§ **Written exercise**:
Please transcribe the listing from the line with "Output each element" up to and including the line with "267, 557, 288]", leaving the pictures out of your answer.

§ **Given records**:
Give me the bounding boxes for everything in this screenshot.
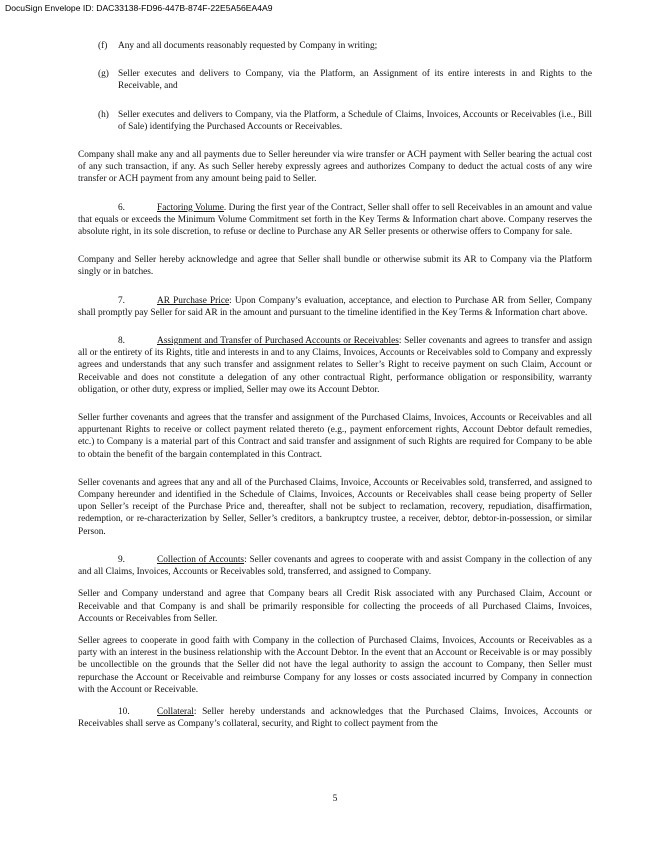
==
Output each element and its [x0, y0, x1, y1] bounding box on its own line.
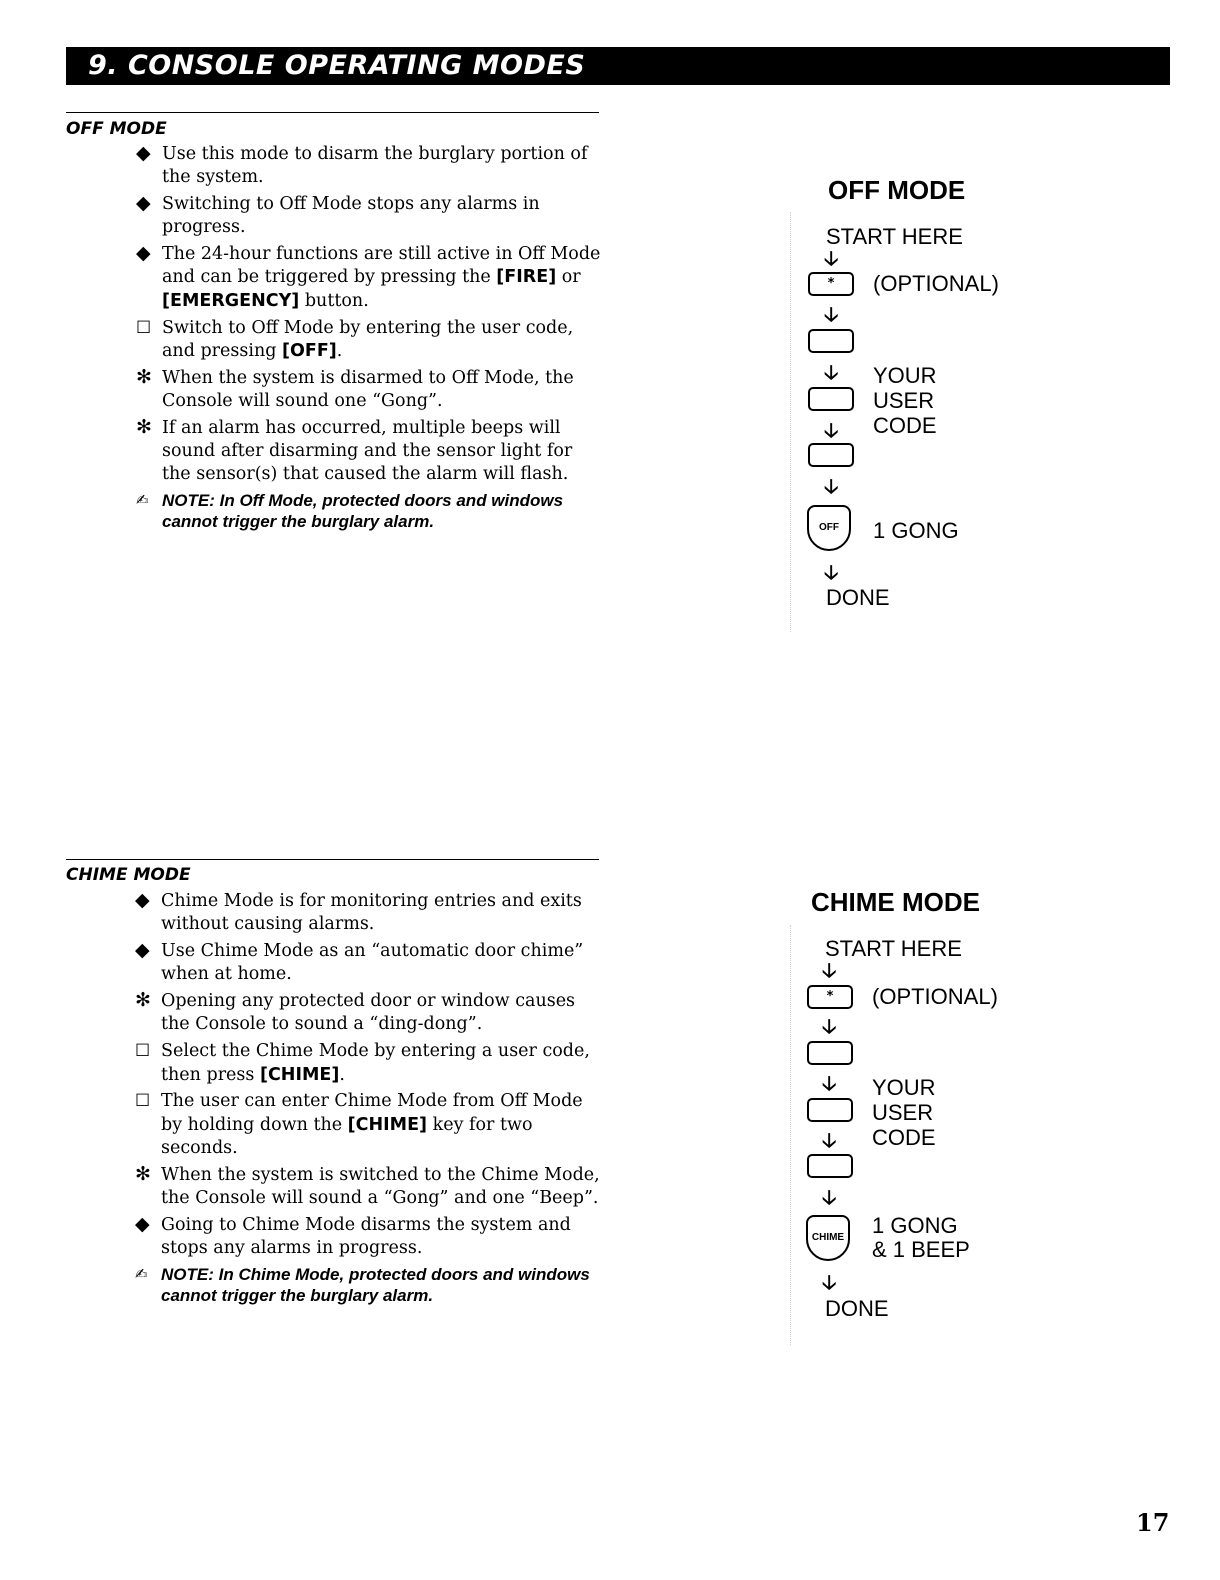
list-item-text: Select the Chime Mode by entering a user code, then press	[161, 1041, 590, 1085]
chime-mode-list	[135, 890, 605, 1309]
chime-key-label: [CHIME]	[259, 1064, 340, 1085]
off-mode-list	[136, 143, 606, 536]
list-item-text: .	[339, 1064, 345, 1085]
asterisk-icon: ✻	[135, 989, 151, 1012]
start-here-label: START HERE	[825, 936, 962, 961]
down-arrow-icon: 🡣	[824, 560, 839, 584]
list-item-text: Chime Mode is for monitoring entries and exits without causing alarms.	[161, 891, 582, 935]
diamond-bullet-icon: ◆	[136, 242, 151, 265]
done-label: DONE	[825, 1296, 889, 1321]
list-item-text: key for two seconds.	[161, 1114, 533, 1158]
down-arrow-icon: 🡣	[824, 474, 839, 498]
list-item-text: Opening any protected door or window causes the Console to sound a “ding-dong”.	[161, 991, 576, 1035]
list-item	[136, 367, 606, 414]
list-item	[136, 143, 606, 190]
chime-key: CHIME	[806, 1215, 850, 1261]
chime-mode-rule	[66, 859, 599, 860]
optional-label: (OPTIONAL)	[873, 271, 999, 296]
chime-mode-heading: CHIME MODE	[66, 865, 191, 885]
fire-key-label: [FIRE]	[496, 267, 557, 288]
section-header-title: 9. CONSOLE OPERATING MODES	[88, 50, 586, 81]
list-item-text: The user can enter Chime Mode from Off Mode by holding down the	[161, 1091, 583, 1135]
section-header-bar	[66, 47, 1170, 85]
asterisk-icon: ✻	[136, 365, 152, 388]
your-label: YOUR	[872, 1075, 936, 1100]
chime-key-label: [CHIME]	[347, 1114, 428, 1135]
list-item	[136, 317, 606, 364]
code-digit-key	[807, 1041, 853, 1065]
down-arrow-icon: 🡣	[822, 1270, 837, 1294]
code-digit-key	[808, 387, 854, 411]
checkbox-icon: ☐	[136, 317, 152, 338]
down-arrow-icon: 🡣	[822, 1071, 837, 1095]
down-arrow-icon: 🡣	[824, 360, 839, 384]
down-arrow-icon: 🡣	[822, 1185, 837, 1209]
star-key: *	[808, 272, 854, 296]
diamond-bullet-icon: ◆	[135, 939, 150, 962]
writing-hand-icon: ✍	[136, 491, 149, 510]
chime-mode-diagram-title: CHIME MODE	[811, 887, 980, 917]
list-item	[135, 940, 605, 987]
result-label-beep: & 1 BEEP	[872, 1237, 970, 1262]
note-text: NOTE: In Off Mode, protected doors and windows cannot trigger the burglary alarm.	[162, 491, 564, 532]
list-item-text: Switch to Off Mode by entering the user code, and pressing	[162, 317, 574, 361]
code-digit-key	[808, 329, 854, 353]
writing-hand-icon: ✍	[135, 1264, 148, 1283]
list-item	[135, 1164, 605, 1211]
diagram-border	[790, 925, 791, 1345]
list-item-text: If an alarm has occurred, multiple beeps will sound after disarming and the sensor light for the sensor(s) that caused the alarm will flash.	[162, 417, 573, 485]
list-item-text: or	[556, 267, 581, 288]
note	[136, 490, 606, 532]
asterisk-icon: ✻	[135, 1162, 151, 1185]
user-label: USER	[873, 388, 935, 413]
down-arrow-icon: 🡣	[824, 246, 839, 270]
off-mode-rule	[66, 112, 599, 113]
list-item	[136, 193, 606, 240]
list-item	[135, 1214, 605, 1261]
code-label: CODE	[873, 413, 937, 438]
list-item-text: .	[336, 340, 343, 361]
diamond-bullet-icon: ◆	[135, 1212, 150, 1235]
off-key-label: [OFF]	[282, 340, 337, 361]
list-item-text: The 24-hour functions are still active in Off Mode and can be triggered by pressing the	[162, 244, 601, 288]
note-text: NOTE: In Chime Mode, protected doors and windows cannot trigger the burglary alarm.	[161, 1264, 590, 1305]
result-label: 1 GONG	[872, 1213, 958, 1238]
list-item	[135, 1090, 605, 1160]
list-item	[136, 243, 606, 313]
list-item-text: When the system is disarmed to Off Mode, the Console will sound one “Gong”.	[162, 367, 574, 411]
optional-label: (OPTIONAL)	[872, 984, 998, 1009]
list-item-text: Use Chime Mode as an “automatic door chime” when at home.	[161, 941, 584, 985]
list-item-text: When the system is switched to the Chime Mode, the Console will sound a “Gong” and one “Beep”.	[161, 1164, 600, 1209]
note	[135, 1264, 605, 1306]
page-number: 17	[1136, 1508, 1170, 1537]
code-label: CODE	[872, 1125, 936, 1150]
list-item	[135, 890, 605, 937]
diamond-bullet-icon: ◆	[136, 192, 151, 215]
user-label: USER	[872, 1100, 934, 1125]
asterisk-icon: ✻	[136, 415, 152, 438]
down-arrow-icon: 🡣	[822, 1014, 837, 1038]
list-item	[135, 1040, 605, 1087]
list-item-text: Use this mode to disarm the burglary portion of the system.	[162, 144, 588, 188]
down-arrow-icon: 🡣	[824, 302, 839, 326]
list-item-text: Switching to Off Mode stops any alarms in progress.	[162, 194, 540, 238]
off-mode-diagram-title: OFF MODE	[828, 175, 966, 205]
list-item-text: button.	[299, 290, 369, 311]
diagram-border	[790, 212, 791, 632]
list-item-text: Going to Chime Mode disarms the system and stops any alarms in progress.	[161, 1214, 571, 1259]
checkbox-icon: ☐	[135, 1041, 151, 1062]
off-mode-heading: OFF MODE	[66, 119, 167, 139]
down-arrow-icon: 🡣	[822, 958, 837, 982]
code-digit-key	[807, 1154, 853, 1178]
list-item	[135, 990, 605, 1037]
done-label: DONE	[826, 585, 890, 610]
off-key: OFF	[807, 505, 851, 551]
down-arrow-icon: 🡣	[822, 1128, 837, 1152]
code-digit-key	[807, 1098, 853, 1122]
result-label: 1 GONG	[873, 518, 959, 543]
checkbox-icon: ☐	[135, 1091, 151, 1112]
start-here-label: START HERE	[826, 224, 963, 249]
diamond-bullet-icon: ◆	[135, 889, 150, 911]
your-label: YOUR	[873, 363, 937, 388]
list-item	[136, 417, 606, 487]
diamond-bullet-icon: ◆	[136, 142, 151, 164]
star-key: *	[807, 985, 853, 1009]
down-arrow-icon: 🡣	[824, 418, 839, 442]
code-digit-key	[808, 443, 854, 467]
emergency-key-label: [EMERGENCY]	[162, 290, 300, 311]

§ **Task result**:
Output each element and its [x0, y0, x1, y1] bounding box on its own line.
list-item-text: Select the Chime Mode by entering a user code, then press	[161, 1041, 590, 1085]
chime-mode-list	[135, 890, 605, 1309]
chime-key-label: [CHIME]	[259, 1064, 340, 1085]
off-mode-list	[136, 143, 606, 536]
list-item-text: .	[339, 1064, 345, 1085]
asterisk-icon: ✻	[135, 989, 151, 1012]
start-here-label: START HERE	[825, 936, 962, 961]
down-arrow-icon: 🡣	[824, 560, 839, 584]
list-item-text: Chime Mode is for monitoring entries and exits without causing alarms.	[161, 891, 582, 935]
diamond-bullet-icon: ◆	[136, 242, 151, 265]
done-label: DONE	[825, 1296, 889, 1321]
list-item-text: key for two seconds.	[161, 1114, 533, 1158]
down-arrow-icon: 🡣	[824, 474, 839, 498]
list-item-text: Opening any protected door or window causes the Console to sound a “ding-dong”.	[161, 991, 576, 1035]
list-item	[136, 367, 606, 414]
list-item	[136, 143, 606, 190]
chime-key: CHIME	[806, 1215, 850, 1261]
chime-mode-rule	[66, 859, 599, 860]
optional-label: (OPTIONAL)	[873, 271, 999, 296]
chime-mode-heading: CHIME MODE	[66, 865, 191, 885]
fire-key-label: [FIRE]	[496, 267, 557, 288]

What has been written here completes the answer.